(Records from a collection of figures)
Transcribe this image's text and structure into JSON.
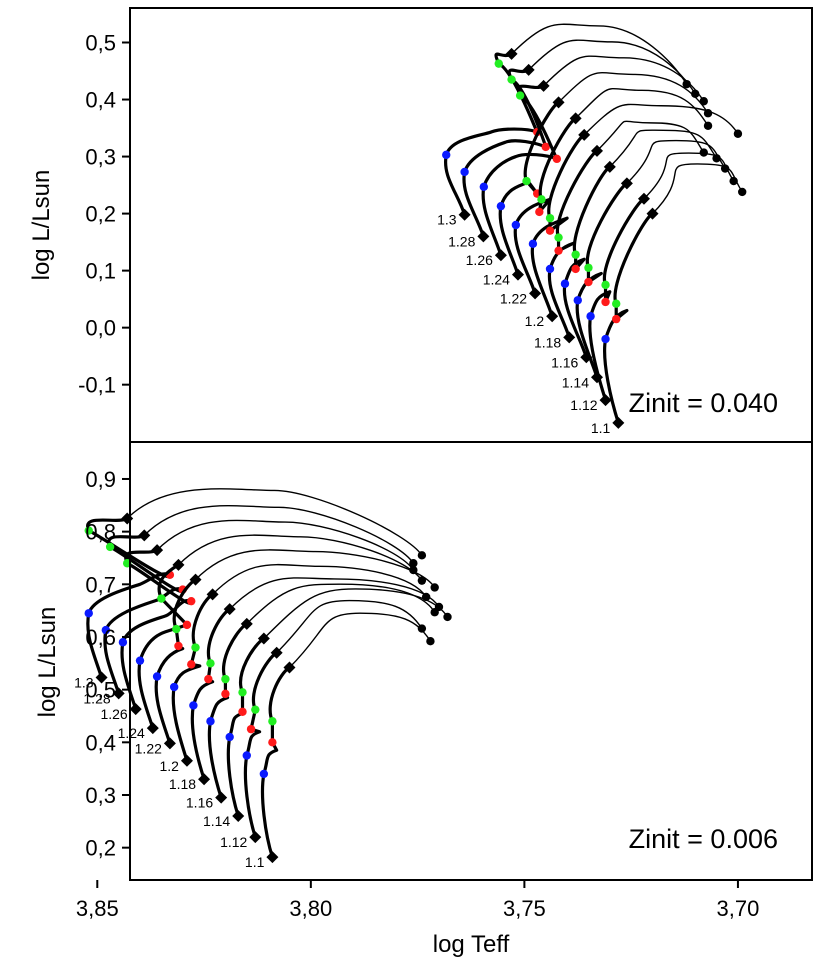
{
  "chart_data": {
    "type": "line",
    "title": "",
    "xlabel": "log Teff",
    "ylabel": "log L/Lsun",
    "xlim": [
      3.84,
      3.685
    ],
    "x_ticks": [
      3.85,
      3.8,
      3.75,
      3.7
    ],
    "x_tick_labels": [
      "3,85",
      "3,80",
      "3,75",
      "3,70"
    ],
    "x_axis_reversed": true,
    "marker_colors": {
      "track": "#000000",
      "blue": "#0a1aff",
      "red": "#ff1a1a",
      "green": "#22ee22"
    },
    "panels": [
      {
        "name": "top",
        "annotation": "Zinit = 0.040",
        "ylim": [
          -0.19,
          0.55
        ],
        "y_ticks": [
          -0.1,
          0.0,
          0.1,
          0.2,
          0.3,
          0.4,
          0.5
        ],
        "y_tick_labels": [
          "-0,1",
          "0,0",
          "0,1",
          "0,2",
          "0,3",
          "0,4",
          "0,5"
        ],
        "tracks": [
          {
            "mass": "1.3",
            "start": [
              3.764,
              0.198
            ],
            "blue": [
              3.7683,
              0.303
            ],
            "hook": [
              3.7578,
              0.343
            ],
            "red": [
              3.747,
              0.343
            ],
            "green": [
              3.756,
              0.463
            ],
            "top": [
              3.753,
              0.48
            ],
            "end": [
              3.712,
              0.427
            ],
            "hook_sharp": false
          },
          {
            "mass": "1.28",
            "start": [
              3.7596,
              0.16
            ],
            "blue": [
              3.764,
              0.273
            ],
            "hook": [
              3.7545,
              0.325
            ],
            "red": [
              3.745,
              0.317
            ],
            "green": [
              3.753,
              0.435
            ],
            "top": [
              3.749,
              0.452
            ],
            "end": [
              3.71,
              0.41
            ],
            "hook_sharp": false
          },
          {
            "mass": "1.26",
            "start": [
              3.7555,
              0.127
            ],
            "blue": [
              3.7595,
              0.247
            ],
            "hook": [
              3.752,
              0.3
            ],
            "red": [
              3.7424,
              0.296
            ],
            "green": [
              3.751,
              0.407
            ],
            "top": [
              3.7455,
              0.424
            ],
            "end": [
              3.708,
              0.397
            ],
            "hook_sharp": false
          },
          {
            "mass": "1.24",
            "start": [
              3.7515,
              0.093
            ],
            "blue": [
              3.7555,
              0.213
            ],
            "hook": [
              3.749,
              0.255
            ],
            "red": [
              3.747,
              0.235
            ],
            "green": [
              3.7495,
              0.257
            ],
            "top": [
              3.742,
              0.395
            ],
            "end": [
              3.707,
              0.376
            ],
            "hook_sharp": true
          },
          {
            "mass": "1.22",
            "start": [
              3.7475,
              0.06
            ],
            "blue": [
              3.752,
              0.18
            ],
            "hook": [
              3.744,
              0.225
            ],
            "red": [
              3.7465,
              0.203
            ],
            "green": [
              3.746,
              0.225
            ],
            "top": [
              3.738,
              0.367
            ],
            "end": [
              3.707,
              0.354
            ],
            "hook_sharp": true
          },
          {
            "mass": "1.2",
            "start": [
              3.7435,
              0.02
            ],
            "blue": [
              3.748,
              0.147
            ],
            "hook": [
              3.74,
              0.192
            ],
            "red": [
              3.744,
              0.17
            ],
            "green": [
              3.744,
              0.192
            ],
            "top": [
              3.736,
              0.338
            ],
            "end": [
              3.7,
              0.34
            ],
            "hook_sharp": true
          },
          {
            "mass": "1.18",
            "start": [
              3.7395,
              -0.017
            ],
            "blue": [
              3.744,
              0.103
            ],
            "hook": [
              3.7385,
              0.148
            ],
            "red": [
              3.742,
              0.135
            ],
            "green": [
              3.742,
              0.158
            ],
            "top": [
              3.733,
              0.31
            ],
            "end": [
              3.708,
              0.307
            ],
            "hook_sharp": true
          },
          {
            "mass": "1.16",
            "start": [
              3.7355,
              -0.052
            ],
            "blue": [
              3.7405,
              0.077
            ],
            "hook": [
              3.736,
              0.12
            ],
            "red": [
              3.738,
              0.103
            ],
            "green": [
              3.738,
              0.128
            ],
            "top": [
              3.73,
              0.282
            ],
            "end": [
              3.705,
              0.297
            ],
            "hook_sharp": true
          },
          {
            "mass": "1.14",
            "start": [
              3.733,
              -0.087
            ],
            "blue": [
              3.7375,
              0.048
            ],
            "hook": [
              3.732,
              0.095
            ],
            "red": [
              3.735,
              0.08
            ],
            "green": [
              3.735,
              0.105
            ],
            "top": [
              3.726,
              0.253
            ],
            "end": [
              3.703,
              0.279
            ],
            "hook_sharp": true
          },
          {
            "mass": "1.12",
            "start": [
              3.731,
              -0.127
            ],
            "blue": [
              3.7345,
              0.02
            ],
            "hook": [
              3.73,
              0.063
            ],
            "red": [
              3.731,
              0.045
            ],
            "green": [
              3.731,
              0.075
            ],
            "top": [
              3.722,
              0.226
            ],
            "end": [
              3.701,
              0.257
            ],
            "hook_sharp": true
          },
          {
            "mass": "1.1",
            "start": [
              3.728,
              -0.167
            ],
            "blue": [
              3.731,
              -0.02
            ],
            "hook": [
              3.726,
              0.03
            ],
            "red": [
              3.7285,
              0.015
            ],
            "green": [
              3.7285,
              0.042
            ],
            "top": [
              3.72,
              0.2
            ],
            "end": [
              3.699,
              0.238
            ],
            "hook_sharp": true
          }
        ]
      },
      {
        "name": "bottom",
        "annotation": "Zinit = 0.006",
        "ylim": [
          0.15,
          0.955
        ],
        "y_ticks": [
          0.2,
          0.3,
          0.4,
          0.5,
          0.6,
          0.7,
          0.8,
          0.9
        ],
        "y_tick_labels": [
          "0,2",
          "0,3",
          "0,4",
          "0,5",
          "0,6",
          "0,7",
          "0,8",
          "0,9"
        ],
        "tracks": [
          {
            "mass": "1.3",
            "start": [
              3.849,
              0.523
            ],
            "blue": [
              3.852,
              0.645
            ],
            "hook": [
              3.84,
              0.7
            ],
            "red": [
              3.833,
              0.718
            ],
            "green": [
              3.852,
              0.802
            ],
            "top": [
              3.843,
              0.825
            ],
            "end": [
              3.774,
              0.755
            ],
            "hook_sharp": false
          },
          {
            "mass": "1.28",
            "start": [
              3.845,
              0.493
            ],
            "blue": [
              3.848,
              0.613
            ],
            "hook": [
              3.836,
              0.67
            ],
            "red": [
              3.83,
              0.69
            ],
            "green": [
              3.847,
              0.771
            ],
            "top": [
              3.839,
              0.793
            ],
            "end": [
              3.776,
              0.74
            ],
            "hook_sharp": false
          },
          {
            "mass": "1.26",
            "start": [
              3.841,
              0.463
            ],
            "blue": [
              3.844,
              0.59
            ],
            "hook": [
              3.834,
              0.64
            ],
            "red": [
              3.828,
              0.668
            ],
            "green": [
              3.843,
              0.74
            ],
            "top": [
              3.836,
              0.765
            ],
            "end": [
              3.776,
              0.727
            ],
            "hook_sharp": false
          },
          {
            "mass": "1.24",
            "start": [
              3.837,
              0.427
            ],
            "blue": [
              3.84,
              0.555
            ],
            "hook": [
              3.834,
              0.61
            ],
            "red": [
              3.829,
              0.623
            ],
            "green": [
              3.835,
              0.673
            ],
            "top": [
              3.831,
              0.737
            ],
            "end": [
              3.774,
              0.707
            ],
            "hook_sharp": true
          },
          {
            "mass": "1.22",
            "start": [
              3.833,
              0.398
            ],
            "blue": [
              3.836,
              0.525
            ],
            "hook": [
              3.83,
              0.578
            ],
            "red": [
              3.831,
              0.583
            ],
            "green": [
              3.8315,
              0.615
            ],
            "top": [
              3.827,
              0.709
            ],
            "end": [
              3.771,
              0.694
            ],
            "hook_sharp": true
          },
          {
            "mass": "1.2",
            "start": [
              3.829,
              0.365
            ],
            "blue": [
              3.832,
              0.505
            ],
            "hook": [
              3.826,
              0.545
            ],
            "red": [
              3.828,
              0.548
            ],
            "green": [
              3.827,
              0.58
            ],
            "top": [
              3.823,
              0.681
            ],
            "end": [
              3.773,
              0.676
            ],
            "hook_sharp": true
          },
          {
            "mass": "1.18",
            "start": [
              3.825,
              0.33
            ],
            "blue": [
              3.8275,
              0.47
            ],
            "hook": [
              3.823,
              0.515
            ],
            "red": [
              3.824,
              0.52
            ],
            "green": [
              3.8235,
              0.55
            ],
            "top": [
              3.819,
              0.653
            ],
            "end": [
              3.77,
              0.657
            ],
            "hook_sharp": true
          },
          {
            "mass": "1.16",
            "start": [
              3.821,
              0.295
            ],
            "blue": [
              3.8235,
              0.44
            ],
            "hook": [
              3.8195,
              0.485
            ],
            "red": [
              3.82,
              0.492
            ],
            "green": [
              3.82,
              0.52
            ],
            "top": [
              3.815,
              0.625
            ],
            "end": [
              3.771,
              0.647
            ],
            "hook_sharp": true
          },
          {
            "mass": "1.14",
            "start": [
              3.817,
              0.26
            ],
            "blue": [
              3.819,
              0.41
            ],
            "hook": [
              3.816,
              0.455
            ],
            "red": [
              3.816,
              0.458
            ],
            "green": [
              3.816,
              0.495
            ],
            "top": [
              3.811,
              0.597
            ],
            "end": [
              3.768,
              0.638
            ],
            "hook_sharp": true
          },
          {
            "mass": "1.12",
            "start": [
              3.813,
              0.22
            ],
            "blue": [
              3.815,
              0.375
            ],
            "hook": [
              3.812,
              0.42
            ],
            "red": [
              3.814,
              0.425
            ],
            "green": [
              3.813,
              0.462
            ],
            "top": [
              3.808,
              0.57
            ],
            "end": [
              3.774,
              0.616
            ],
            "hook_sharp": true
          },
          {
            "mass": "1.1",
            "start": [
              3.809,
              0.182
            ],
            "blue": [
              3.811,
              0.34
            ],
            "hook": [
              3.808,
              0.385
            ],
            "red": [
              3.809,
              0.4
            ],
            "green": [
              3.809,
              0.44
            ],
            "top": [
              3.805,
              0.542
            ],
            "end": [
              3.772,
              0.592
            ],
            "hook_sharp": true
          }
        ]
      }
    ]
  }
}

OBJECTIVE => Set out every line from the material that contains the string "Zinit".

ANSWER FOR THIS EXERCISE =>
        "annotation": "Zinit = 0.040",
        "annotation": "Zinit = 0.006",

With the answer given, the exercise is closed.